◆ Listed records:
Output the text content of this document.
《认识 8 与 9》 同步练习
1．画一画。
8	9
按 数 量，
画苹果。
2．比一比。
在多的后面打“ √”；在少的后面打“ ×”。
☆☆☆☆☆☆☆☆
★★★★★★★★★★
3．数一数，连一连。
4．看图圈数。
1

◆ Exercise instructions: The data above must be returned in full, exactly as written.

◆ Result of this task:
Output the text content of this document.
《认识 8 与 9》 同步练习
1．画一画。
8	9
按 数 量，
画苹果。
2．比一比。
在多的后面打“ √”；在少的后面打“ ×”。
☆☆☆☆☆☆☆☆
★★★★★★★★★★
3．数一数，连一连。
4．看图圈数。
1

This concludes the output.